* **Given instruction**: Please find all lines in the data that hold the string "indeterminate" and copy them.

* **Records for the exercise**:
>> Begin

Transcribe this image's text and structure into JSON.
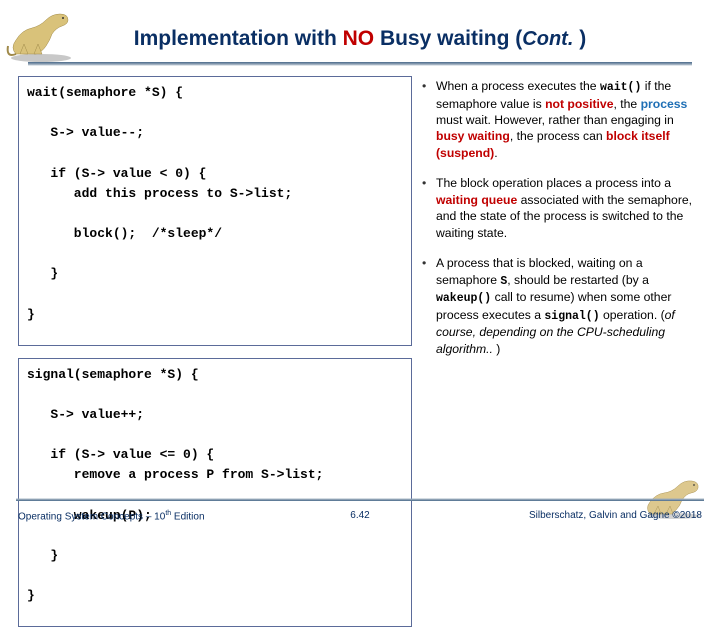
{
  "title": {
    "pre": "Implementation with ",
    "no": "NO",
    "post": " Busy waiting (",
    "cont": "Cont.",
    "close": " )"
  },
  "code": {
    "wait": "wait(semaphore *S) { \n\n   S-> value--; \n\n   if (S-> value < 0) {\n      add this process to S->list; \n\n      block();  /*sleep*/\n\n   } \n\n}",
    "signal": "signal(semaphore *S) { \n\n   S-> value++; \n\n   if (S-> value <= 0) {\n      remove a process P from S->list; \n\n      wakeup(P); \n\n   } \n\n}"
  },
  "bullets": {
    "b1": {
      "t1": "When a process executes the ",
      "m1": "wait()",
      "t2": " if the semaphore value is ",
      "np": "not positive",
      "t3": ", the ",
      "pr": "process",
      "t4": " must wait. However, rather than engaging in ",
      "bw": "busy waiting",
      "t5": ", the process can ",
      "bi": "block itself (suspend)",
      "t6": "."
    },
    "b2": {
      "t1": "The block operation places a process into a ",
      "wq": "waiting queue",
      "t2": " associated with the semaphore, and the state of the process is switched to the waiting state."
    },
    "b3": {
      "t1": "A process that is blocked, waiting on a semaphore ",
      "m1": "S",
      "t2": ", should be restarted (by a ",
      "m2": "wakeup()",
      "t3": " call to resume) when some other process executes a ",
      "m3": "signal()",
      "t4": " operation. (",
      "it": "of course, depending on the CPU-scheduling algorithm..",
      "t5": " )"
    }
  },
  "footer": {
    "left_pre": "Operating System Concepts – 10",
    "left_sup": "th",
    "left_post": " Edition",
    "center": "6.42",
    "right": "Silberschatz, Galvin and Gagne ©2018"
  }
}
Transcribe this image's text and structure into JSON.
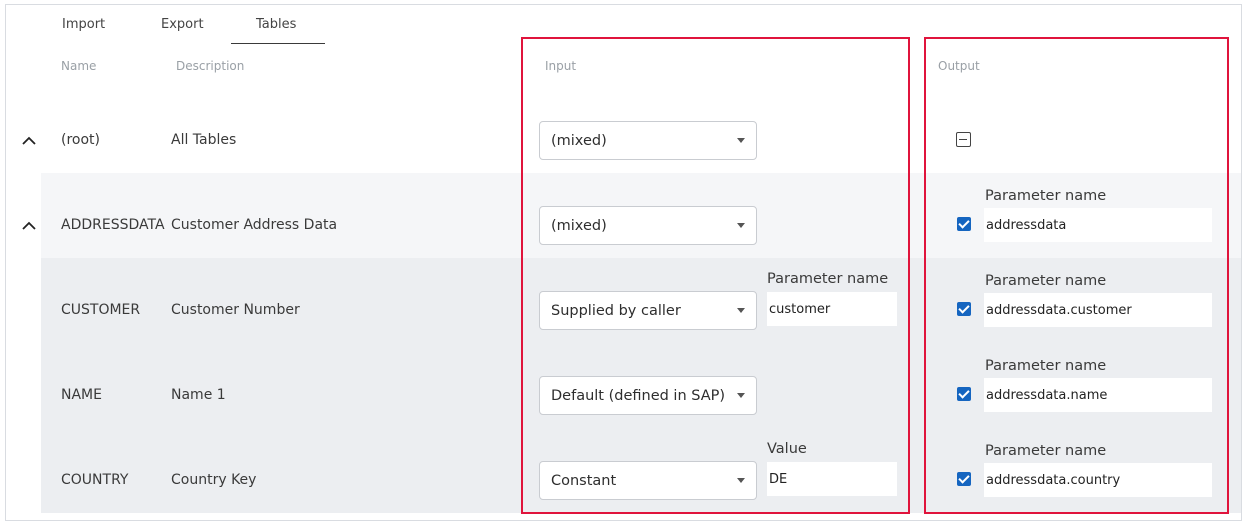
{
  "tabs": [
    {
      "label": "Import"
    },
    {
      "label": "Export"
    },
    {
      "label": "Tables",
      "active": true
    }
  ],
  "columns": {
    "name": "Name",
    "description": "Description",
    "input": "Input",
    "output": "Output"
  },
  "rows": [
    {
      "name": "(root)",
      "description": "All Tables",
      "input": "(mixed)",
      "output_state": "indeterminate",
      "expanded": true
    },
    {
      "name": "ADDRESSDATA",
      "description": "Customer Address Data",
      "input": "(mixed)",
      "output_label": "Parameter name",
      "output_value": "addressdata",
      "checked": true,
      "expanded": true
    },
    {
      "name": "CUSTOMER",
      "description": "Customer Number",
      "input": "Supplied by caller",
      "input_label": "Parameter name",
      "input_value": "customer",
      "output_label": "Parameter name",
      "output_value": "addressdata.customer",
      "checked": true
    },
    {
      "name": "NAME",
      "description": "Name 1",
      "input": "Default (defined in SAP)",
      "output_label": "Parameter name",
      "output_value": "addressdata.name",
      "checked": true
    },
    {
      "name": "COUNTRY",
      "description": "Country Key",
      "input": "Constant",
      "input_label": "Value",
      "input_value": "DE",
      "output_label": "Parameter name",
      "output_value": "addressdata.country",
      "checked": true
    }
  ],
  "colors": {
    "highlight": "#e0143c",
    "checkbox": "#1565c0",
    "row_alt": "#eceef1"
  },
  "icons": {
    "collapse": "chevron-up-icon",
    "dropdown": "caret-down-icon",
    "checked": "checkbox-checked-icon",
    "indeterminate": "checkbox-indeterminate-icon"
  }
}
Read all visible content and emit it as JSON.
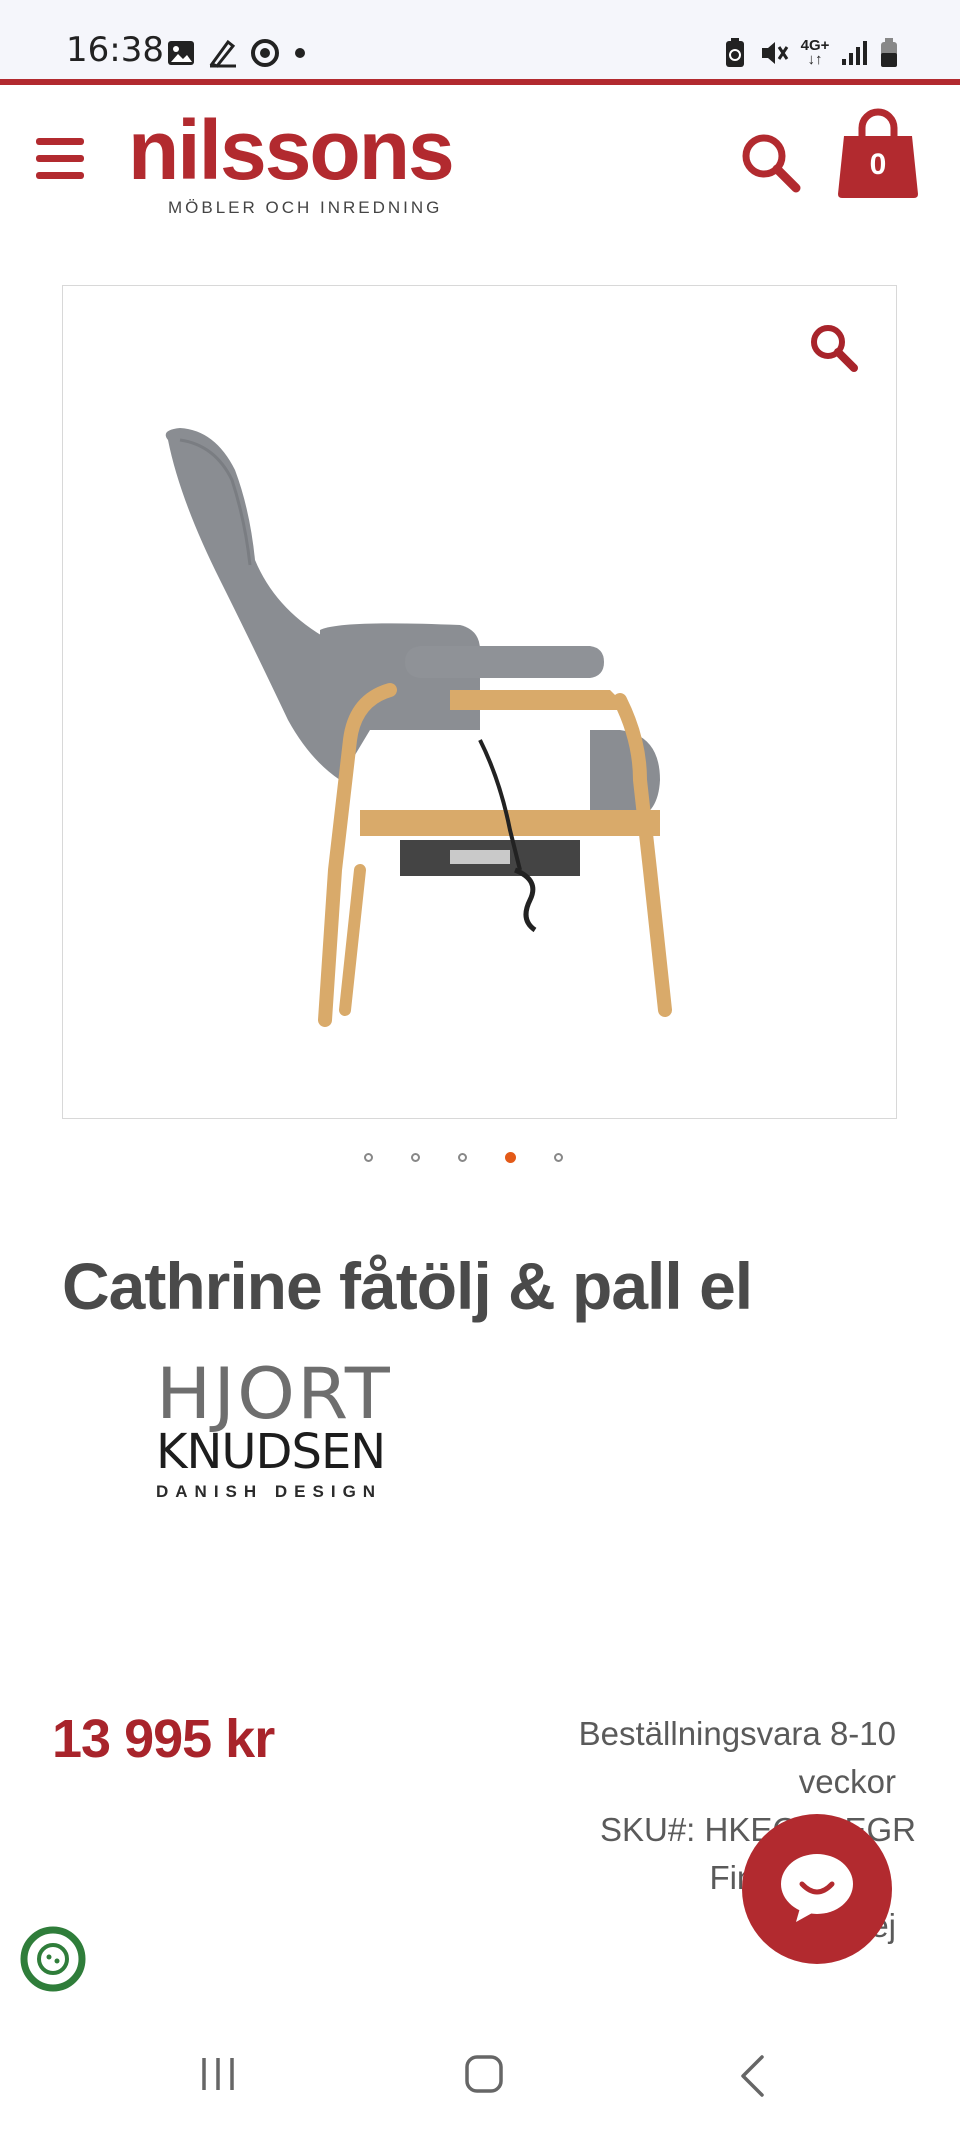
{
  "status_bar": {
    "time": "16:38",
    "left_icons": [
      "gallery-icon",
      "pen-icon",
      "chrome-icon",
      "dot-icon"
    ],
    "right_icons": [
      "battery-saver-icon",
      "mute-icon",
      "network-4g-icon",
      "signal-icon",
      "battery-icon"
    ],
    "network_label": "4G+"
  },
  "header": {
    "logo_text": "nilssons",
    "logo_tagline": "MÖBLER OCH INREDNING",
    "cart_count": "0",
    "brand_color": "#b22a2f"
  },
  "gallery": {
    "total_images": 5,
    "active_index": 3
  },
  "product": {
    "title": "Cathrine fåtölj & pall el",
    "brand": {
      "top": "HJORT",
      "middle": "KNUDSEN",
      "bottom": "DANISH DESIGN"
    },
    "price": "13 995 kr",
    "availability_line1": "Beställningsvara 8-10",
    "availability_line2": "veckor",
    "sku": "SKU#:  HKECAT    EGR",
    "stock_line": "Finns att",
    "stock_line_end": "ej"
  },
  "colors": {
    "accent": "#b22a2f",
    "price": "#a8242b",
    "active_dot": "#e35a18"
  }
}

>> End

* **Exercise response**:
      "output_state": "indeterminate",
    "indeterminate": "checkbox-indeterminate-icon"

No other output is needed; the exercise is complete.